Give the number of lines in this listing that contain "对穿新雨衣的", with no other words.
┌─ Data supplied
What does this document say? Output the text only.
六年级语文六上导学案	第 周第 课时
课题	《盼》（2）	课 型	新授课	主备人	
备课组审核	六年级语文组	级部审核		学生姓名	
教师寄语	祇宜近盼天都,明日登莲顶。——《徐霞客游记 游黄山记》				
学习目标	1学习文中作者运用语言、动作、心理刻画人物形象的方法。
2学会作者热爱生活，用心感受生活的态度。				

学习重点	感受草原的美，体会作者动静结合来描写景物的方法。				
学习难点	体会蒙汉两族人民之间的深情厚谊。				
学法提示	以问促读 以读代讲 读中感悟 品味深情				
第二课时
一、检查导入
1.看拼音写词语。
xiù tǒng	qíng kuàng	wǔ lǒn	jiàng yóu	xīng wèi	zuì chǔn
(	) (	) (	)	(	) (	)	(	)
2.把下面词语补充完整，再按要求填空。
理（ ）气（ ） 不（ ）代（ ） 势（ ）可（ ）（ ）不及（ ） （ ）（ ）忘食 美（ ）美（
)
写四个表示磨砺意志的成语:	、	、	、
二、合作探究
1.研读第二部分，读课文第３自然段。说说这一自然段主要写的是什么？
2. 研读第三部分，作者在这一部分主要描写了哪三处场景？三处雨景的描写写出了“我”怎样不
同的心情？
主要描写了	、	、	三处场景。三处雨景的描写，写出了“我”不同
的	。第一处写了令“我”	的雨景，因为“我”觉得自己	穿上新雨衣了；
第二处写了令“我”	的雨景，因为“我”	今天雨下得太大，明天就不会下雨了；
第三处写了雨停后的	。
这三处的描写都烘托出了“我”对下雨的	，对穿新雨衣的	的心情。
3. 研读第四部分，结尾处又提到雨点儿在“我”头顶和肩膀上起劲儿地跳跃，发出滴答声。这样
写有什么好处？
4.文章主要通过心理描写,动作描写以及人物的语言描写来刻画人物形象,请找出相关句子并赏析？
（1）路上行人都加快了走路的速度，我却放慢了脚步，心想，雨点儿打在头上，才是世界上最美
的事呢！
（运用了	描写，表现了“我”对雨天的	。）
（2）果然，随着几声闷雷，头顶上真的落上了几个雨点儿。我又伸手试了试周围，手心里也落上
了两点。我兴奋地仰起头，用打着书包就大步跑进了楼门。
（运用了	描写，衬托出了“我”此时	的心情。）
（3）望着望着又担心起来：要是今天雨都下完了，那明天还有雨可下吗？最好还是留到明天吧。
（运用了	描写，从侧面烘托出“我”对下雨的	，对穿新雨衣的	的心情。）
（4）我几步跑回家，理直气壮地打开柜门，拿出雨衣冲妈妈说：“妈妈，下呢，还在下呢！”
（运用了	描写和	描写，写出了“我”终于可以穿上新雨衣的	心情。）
└─
**Problem solution**
2